(Stored data)
● ● ●

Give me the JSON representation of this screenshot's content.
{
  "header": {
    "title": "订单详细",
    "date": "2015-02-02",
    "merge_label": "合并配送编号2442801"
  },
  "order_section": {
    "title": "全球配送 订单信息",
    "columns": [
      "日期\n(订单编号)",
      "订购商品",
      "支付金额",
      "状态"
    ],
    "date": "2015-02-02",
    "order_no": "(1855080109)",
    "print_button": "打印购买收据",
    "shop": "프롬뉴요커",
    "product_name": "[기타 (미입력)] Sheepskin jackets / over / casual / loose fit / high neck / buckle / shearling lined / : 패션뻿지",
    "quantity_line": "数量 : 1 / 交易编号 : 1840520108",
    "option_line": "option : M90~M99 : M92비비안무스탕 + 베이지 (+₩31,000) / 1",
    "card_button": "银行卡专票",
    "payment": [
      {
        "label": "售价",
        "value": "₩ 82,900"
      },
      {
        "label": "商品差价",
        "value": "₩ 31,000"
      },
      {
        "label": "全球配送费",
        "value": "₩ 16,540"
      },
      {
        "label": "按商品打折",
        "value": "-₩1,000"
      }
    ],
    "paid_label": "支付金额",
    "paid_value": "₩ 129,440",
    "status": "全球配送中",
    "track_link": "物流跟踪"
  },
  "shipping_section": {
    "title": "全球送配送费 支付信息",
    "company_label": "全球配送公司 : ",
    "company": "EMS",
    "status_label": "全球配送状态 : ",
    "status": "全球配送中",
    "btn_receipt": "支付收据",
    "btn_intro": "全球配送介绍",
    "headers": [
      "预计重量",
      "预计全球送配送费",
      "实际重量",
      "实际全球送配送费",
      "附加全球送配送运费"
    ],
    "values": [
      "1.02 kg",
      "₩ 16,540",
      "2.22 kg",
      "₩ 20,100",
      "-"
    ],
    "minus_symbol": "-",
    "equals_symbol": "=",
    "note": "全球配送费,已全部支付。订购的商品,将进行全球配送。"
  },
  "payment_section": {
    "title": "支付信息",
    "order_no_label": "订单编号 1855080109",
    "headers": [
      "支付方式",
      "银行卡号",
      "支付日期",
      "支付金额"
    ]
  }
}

● ● ●

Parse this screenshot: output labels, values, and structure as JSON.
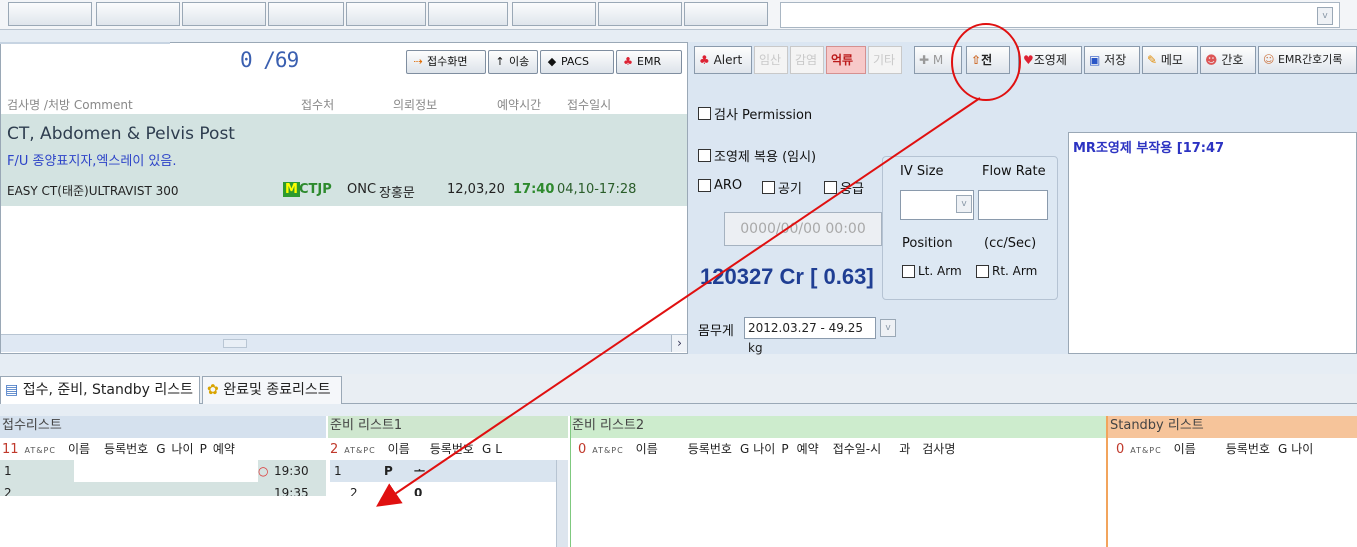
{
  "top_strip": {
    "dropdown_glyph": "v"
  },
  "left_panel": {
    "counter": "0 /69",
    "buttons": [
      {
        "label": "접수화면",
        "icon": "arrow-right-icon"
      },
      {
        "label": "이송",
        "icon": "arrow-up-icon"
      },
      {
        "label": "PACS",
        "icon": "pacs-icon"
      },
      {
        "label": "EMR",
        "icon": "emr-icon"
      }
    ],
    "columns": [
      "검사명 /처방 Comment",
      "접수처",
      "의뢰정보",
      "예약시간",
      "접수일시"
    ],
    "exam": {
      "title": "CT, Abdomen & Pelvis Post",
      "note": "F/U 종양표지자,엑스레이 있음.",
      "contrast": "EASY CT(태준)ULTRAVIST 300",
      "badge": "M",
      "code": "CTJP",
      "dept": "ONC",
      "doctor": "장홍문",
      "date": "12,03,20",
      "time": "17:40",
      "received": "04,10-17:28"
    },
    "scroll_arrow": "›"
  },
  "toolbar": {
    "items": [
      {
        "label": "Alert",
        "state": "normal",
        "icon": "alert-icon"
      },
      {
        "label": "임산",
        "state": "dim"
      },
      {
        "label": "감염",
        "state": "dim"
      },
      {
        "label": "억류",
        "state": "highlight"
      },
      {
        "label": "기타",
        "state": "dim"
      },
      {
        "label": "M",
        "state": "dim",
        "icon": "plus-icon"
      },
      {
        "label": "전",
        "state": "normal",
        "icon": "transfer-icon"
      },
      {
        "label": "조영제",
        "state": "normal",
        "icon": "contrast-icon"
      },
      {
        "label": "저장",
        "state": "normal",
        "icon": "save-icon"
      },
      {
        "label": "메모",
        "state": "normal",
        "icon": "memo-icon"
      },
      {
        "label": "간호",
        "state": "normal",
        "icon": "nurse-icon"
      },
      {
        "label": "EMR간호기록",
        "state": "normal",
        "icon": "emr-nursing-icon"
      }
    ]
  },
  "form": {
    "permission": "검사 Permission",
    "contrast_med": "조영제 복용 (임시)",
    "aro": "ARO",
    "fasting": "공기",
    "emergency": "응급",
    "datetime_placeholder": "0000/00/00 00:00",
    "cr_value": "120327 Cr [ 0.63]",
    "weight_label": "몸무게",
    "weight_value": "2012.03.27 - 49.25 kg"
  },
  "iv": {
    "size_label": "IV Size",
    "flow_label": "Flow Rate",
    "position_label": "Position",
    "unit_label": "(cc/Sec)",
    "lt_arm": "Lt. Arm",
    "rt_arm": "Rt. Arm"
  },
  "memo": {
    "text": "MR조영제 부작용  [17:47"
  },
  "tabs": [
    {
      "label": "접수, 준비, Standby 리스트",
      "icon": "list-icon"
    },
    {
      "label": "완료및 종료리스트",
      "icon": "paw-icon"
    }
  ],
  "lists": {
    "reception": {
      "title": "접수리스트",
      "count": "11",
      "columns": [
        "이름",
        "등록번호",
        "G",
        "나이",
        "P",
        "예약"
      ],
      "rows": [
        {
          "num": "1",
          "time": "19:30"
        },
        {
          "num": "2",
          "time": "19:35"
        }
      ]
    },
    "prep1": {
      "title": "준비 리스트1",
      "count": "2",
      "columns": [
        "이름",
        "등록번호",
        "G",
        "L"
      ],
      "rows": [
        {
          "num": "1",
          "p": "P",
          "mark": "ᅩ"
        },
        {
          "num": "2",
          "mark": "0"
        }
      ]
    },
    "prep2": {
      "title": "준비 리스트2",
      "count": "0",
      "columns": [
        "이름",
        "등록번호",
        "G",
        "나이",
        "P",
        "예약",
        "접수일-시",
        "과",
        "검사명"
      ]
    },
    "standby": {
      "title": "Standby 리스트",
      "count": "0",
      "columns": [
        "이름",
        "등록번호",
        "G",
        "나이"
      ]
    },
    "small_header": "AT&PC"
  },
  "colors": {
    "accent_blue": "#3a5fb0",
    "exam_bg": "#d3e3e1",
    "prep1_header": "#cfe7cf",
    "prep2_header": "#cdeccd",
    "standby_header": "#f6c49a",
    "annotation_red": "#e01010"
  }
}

● ● ●

Going through the records above, state how many lines carry "全球配送费", with no other text.

* _Correct answer_: 2